▶ _WHAT TO WORK ON_:
In the material below, identify each line bearing the word "GAMIFIED". Reproduce those lines.
═══ RAW RECORDS
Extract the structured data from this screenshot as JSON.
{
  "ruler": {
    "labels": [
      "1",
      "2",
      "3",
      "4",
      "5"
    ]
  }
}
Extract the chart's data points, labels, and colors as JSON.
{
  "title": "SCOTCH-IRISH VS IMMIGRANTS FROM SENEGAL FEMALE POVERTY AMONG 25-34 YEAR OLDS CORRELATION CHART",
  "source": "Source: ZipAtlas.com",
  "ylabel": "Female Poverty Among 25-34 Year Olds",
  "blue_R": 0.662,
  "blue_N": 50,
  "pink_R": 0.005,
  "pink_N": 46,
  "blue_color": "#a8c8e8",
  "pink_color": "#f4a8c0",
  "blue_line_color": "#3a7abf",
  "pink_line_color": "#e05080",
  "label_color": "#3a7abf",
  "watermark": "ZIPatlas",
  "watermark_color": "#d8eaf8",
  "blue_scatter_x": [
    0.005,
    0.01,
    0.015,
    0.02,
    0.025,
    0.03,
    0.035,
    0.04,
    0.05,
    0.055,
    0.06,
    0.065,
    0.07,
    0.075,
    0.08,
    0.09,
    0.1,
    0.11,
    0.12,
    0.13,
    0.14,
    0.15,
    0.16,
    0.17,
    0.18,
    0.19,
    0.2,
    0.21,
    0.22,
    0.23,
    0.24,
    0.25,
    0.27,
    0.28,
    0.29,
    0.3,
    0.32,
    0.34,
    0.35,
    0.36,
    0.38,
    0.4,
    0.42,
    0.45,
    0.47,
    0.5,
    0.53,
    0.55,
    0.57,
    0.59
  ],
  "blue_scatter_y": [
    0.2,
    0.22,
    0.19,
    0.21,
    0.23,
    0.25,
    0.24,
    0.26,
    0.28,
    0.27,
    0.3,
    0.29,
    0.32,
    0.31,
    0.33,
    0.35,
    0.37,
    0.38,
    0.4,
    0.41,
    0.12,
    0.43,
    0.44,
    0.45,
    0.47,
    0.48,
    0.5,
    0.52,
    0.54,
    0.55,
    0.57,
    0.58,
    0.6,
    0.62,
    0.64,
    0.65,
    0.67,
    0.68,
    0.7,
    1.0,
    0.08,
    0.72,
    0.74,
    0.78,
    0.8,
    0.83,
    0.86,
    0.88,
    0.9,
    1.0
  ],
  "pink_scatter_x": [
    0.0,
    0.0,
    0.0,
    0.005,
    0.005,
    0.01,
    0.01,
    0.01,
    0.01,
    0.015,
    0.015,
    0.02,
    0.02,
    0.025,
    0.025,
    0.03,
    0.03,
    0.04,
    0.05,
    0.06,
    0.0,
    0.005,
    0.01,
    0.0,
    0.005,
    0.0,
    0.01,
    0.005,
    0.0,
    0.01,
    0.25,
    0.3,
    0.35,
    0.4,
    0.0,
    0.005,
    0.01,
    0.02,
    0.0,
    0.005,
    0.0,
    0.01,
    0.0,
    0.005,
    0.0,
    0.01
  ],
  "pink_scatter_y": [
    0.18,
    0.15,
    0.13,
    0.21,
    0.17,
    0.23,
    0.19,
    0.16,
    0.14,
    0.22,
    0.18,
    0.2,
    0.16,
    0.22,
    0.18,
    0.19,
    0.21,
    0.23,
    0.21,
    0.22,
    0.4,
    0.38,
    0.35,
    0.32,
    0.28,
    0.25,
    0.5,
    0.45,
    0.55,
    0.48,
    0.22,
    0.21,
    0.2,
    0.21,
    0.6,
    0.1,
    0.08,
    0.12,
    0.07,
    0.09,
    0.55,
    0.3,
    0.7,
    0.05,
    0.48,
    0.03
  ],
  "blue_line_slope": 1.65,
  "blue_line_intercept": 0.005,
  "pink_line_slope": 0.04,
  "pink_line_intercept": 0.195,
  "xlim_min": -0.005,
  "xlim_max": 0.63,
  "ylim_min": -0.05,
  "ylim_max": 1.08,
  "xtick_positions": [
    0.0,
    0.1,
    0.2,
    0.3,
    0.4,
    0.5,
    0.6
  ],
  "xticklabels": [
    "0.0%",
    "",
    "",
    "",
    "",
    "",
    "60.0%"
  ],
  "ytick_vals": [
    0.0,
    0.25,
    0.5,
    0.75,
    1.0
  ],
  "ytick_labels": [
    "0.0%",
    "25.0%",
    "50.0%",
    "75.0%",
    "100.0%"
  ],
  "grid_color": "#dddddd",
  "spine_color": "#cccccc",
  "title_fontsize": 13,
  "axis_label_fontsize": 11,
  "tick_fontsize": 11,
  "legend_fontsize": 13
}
══════
═══ RAW RECORDS
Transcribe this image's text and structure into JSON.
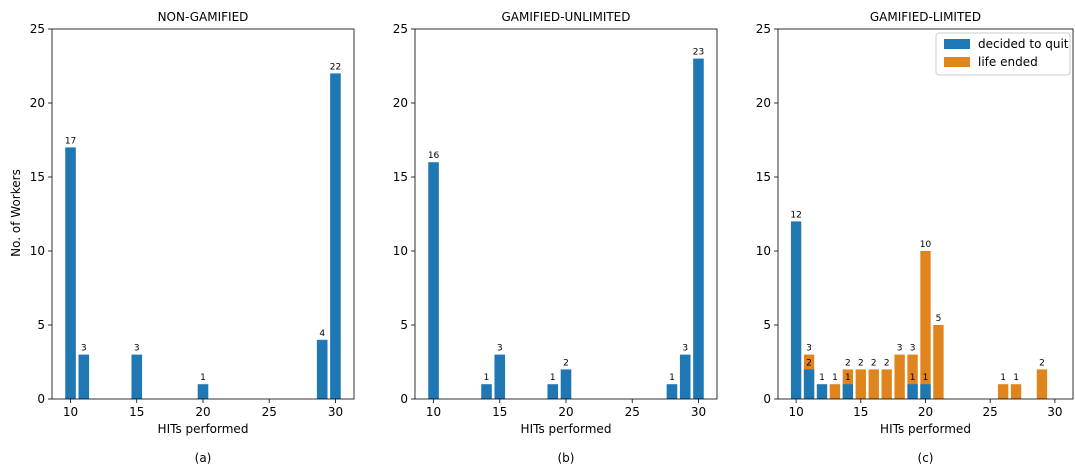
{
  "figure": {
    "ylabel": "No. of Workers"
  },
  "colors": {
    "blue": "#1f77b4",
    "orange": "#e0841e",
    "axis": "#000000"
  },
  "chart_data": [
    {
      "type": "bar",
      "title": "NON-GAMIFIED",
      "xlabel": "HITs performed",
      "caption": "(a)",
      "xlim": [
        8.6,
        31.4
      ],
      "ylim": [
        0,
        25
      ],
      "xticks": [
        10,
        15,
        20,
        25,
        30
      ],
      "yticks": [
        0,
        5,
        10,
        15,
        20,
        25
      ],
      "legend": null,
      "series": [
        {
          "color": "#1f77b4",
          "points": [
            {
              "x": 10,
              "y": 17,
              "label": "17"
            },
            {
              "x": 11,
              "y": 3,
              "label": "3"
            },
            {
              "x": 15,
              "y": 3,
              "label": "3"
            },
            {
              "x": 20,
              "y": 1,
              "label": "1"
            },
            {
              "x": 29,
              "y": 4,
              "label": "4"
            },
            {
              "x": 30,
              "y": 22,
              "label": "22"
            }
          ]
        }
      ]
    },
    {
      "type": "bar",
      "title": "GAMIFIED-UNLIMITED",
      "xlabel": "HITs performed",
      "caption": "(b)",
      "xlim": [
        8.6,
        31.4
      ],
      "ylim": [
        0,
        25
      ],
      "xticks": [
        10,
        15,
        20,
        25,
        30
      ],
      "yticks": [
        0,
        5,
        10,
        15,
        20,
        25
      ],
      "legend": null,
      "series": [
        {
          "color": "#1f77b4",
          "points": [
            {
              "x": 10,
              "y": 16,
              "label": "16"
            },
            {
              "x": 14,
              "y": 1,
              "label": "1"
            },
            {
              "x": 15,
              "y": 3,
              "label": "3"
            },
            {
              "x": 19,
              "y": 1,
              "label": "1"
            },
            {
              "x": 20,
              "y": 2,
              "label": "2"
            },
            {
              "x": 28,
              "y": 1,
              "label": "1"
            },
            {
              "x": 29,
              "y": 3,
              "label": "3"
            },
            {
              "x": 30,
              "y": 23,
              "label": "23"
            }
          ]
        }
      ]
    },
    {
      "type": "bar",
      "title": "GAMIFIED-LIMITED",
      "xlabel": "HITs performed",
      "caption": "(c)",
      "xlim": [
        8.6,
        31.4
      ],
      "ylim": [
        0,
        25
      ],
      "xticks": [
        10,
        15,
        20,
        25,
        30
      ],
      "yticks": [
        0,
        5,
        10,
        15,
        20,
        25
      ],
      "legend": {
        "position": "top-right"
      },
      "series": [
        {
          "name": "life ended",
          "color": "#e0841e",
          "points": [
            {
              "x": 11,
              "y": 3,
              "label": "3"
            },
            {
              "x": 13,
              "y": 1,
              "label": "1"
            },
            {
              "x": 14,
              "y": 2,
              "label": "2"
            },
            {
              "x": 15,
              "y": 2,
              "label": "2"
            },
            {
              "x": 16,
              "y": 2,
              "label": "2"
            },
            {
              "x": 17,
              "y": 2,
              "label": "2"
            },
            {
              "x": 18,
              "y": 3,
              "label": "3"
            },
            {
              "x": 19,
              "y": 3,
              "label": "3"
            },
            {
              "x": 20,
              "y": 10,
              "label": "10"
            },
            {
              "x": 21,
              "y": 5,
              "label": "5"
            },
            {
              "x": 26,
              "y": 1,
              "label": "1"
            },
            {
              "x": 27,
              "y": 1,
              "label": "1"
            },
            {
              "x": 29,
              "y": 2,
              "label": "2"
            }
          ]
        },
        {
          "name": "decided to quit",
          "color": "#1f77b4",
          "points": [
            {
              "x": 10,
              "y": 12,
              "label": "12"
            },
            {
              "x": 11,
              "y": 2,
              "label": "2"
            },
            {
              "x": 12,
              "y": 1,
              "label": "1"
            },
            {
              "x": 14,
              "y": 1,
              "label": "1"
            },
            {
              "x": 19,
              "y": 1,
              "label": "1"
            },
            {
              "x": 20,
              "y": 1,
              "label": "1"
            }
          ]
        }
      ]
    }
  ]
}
══════
▶ _EXERCISE RESULT_:
      "title": "NON-GAMIFIED",
      "title": "GAMIFIED-UNLIMITED",
      "title": "GAMIFIED-LIMITED",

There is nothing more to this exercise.